--- REQUIRED WORK ---
Read the listing below and copy out every line that holds "color".

--- GIVEN DATA ---
——
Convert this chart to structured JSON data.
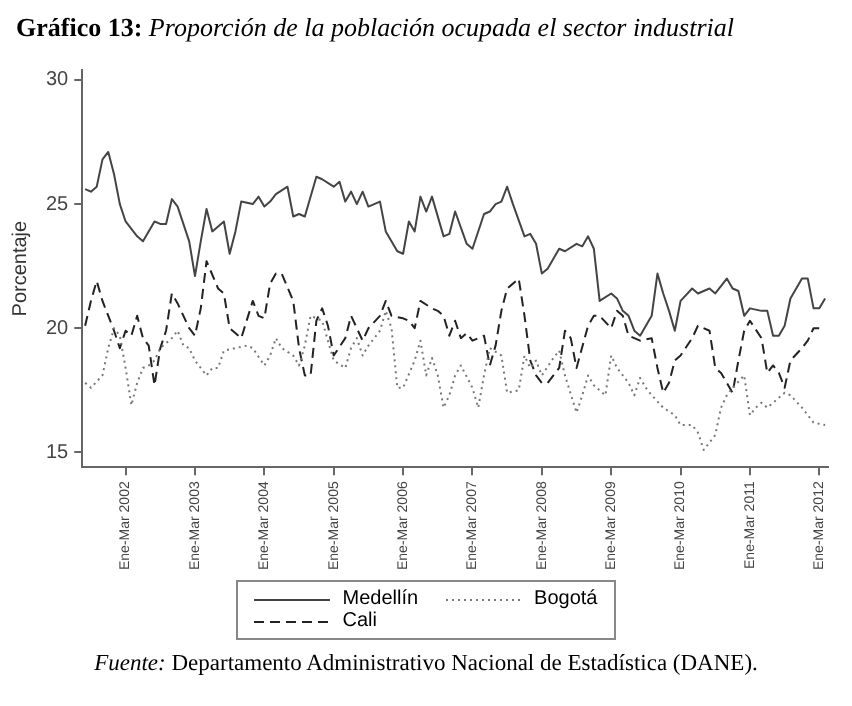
{
  "chart_data": {
    "type": "line",
    "title": "Gráfico 13: Proporción de la población ocupada el sector industrial",
    "ylabel": "Porcentaje",
    "annotations": [
      "Fuente: Departamento Administrativo Nacional de Estadística (DANE)."
    ],
    "categories": [
      null,
      null,
      null,
      null,
      null,
      null,
      null,
      "Ene-Mar 2002",
      null,
      null,
      null,
      null,
      null,
      null,
      null,
      null,
      null,
      null,
      null,
      "Ene-Mar 2003",
      null,
      null,
      null,
      null,
      null,
      null,
      null,
      null,
      null,
      null,
      null,
      "Ene-Mar 2004",
      null,
      null,
      null,
      null,
      null,
      null,
      null,
      null,
      null,
      null,
      null,
      "Ene-Mar 2005",
      null,
      null,
      null,
      null,
      null,
      null,
      null,
      null,
      null,
      null,
      null,
      "Ene-Mar 2006",
      null,
      null,
      null,
      null,
      null,
      null,
      null,
      null,
      null,
      null,
      null,
      "Ene-Mar 2007",
      null,
      null,
      null,
      null,
      null,
      null,
      null,
      null,
      null,
      null,
      null,
      "Ene-Mar 2008",
      null,
      null,
      null,
      null,
      null,
      null,
      null,
      null,
      null,
      null,
      null,
      "Ene-Mar 2009",
      null,
      null,
      null,
      null,
      null,
      null,
      null,
      null,
      null,
      null,
      null,
      "Ene-Mar 2010",
      null,
      null,
      null,
      null,
      null,
      null,
      null,
      null,
      null,
      null,
      null,
      "Ene-Mar 2011",
      null,
      null,
      null,
      null,
      null,
      null,
      null,
      null,
      null,
      null,
      null,
      "Ene-Mar 2012",
      null
    ],
    "ylim": [
      14.4,
      30.4
    ],
    "yticks": [
      15,
      20,
      25,
      30
    ],
    "grid": false,
    "legend": "bottom",
    "marker": "none",
    "series": [
      {
        "name": "Medellín",
        "color": "#444444",
        "line_style": "solid",
        "values": [
          25.6,
          25.5,
          25.7,
          26.8,
          27.1,
          26.2,
          25.0,
          24.3,
          null,
          23.7,
          23.5,
          null,
          24.3,
          24.2,
          24.2,
          25.2,
          24.9,
          null,
          23.5,
          22.1,
          23.5,
          24.8,
          23.9,
          null,
          24.3,
          23.0,
          23.9,
          25.1,
          null,
          25.0,
          25.3,
          24.9,
          25.1,
          25.4,
          null,
          25.7,
          24.5,
          24.6,
          24.5,
          null,
          26.1,
          26.0,
          null,
          25.7,
          25.9,
          25.1,
          25.5,
          25.0,
          25.5,
          24.9,
          null,
          25.1,
          23.9,
          null,
          23.1,
          23.0,
          24.3,
          23.9,
          25.3,
          24.7,
          25.3,
          null,
          23.7,
          23.8,
          24.7,
          null,
          23.4,
          23.2,
          null,
          24.6,
          24.7,
          25.0,
          25.1,
          25.7,
          25.0,
          null,
          23.7,
          23.8,
          23.4,
          22.2,
          22.4,
          null,
          23.2,
          23.1,
          null,
          23.4,
          23.3,
          23.7,
          23.2,
          21.1,
          null,
          21.4,
          21.2,
          20.7,
          20.5,
          19.9,
          19.7,
          null,
          20.5,
          22.2,
          21.4,
          20.7,
          19.9,
          21.1,
          null,
          21.6,
          21.4,
          21.5,
          21.6,
          21.4,
          null,
          22.0,
          21.6,
          21.5,
          20.5,
          20.8,
          null,
          20.7,
          20.7,
          19.7,
          19.7,
          20.1,
          21.2,
          null,
          22.0,
          22.0,
          20.8,
          20.8,
          21.2
        ]
      },
      {
        "name": "Bogotá",
        "color": "#777777",
        "line_style": "dotted",
        "values": [
          17.8,
          17.6,
          null,
          18.1,
          19.2,
          20.0,
          19.7,
          18.4,
          16.9,
          17.8,
          18.4,
          18.5,
          18.7,
          19.2,
          null,
          19.6,
          19.9,
          19.3,
          19.2,
          18.7,
          null,
          18.1,
          18.4,
          18.4,
          19.1,
          null,
          19.2,
          null,
          19.3,
          19.2,
          null,
          18.5,
          18.9,
          19.6,
          19.2,
          null,
          18.9,
          18.5,
          19.3,
          20.5,
          null,
          20.3,
          19.5,
          18.7,
          null,
          18.4,
          19.2,
          19.6,
          18.9,
          19.3,
          null,
          19.9,
          20.7,
          20.0,
          17.6,
          17.6,
          null,
          18.7,
          19.5,
          18.1,
          18.8,
          18.1,
          16.8,
          17.3,
          18.1,
          18.5,
          null,
          17.6,
          16.8,
          18.1,
          19.2,
          null,
          18.9,
          17.4,
          null,
          17.5,
          18.9,
          18.4,
          18.7,
          18.1,
          null,
          18.8,
          19.1,
          18.1,
          null,
          16.6,
          17.3,
          18.1,
          17.7,
          null,
          17.3,
          18.9,
          18.4,
          null,
          17.8,
          17.3,
          18.0,
          17.6,
          17.3,
          null,
          16.8,
          null,
          16.5,
          16.1,
          null,
          16.1,
          15.8,
          15.1,
          null,
          15.7,
          16.8,
          17.3,
          17.6,
          null,
          18.1,
          16.5,
          16.8,
          17.0,
          16.8,
          null,
          17.2,
          17.4,
          17.3,
          null,
          16.8,
          16.5,
          16.2,
          null,
          16.1
        ]
      },
      {
        "name": "Cali",
        "color": "#222222",
        "line_style": "dashed",
        "values": [
          20.1,
          21.1,
          21.9,
          21.1,
          null,
          19.9,
          19.2,
          19.9,
          19.7,
          20.5,
          19.6,
          19.3,
          17.7,
          19.2,
          19.9,
          21.4,
          21.0,
          null,
          20.0,
          19.7,
          20.8,
          22.7,
          null,
          21.6,
          21.4,
          20.0,
          null,
          19.6,
          null,
          21.1,
          20.5,
          20.4,
          21.8,
          22.2,
          22.2,
          null,
          21.1,
          19.2,
          18.1,
          18.1,
          20.3,
          20.8,
          20.1,
          18.9,
          null,
          19.6,
          20.5,
          20.0,
          19.5,
          20.0,
          null,
          20.5,
          21.1,
          20.5,
          null,
          20.4,
          20.3,
          20.0,
          21.1,
          null,
          20.8,
          20.7,
          20.5,
          19.7,
          20.3,
          19.6,
          19.8,
          19.5,
          null,
          19.7,
          18.5,
          19.3,
          20.7,
          21.6,
          null,
          22.0,
          20.5,
          18.7,
          18.1,
          17.8,
          17.8,
          null,
          18.4,
          19.9,
          19.6,
          18.4,
          null,
          20.1,
          20.5,
          20.5,
          null,
          20.0,
          20.7,
          20.5,
          19.7,
          19.6,
          19.5,
          null,
          19.6,
          18.4,
          17.4,
          17.8,
          18.7,
          18.9,
          null,
          19.6,
          20.1,
          null,
          19.9,
          18.4,
          18.2,
          null,
          17.4,
          18.7,
          19.9,
          20.3,
          null,
          19.6,
          18.2,
          18.5,
          18.2,
          17.6,
          18.7,
          null,
          19.2,
          19.5,
          20.0,
          20.0,
          null
        ]
      }
    ]
  }
}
——
--- EXPECTED ANSWER ---
        "color": "#444444",
        "color": "#777777",
        "color": "#222222",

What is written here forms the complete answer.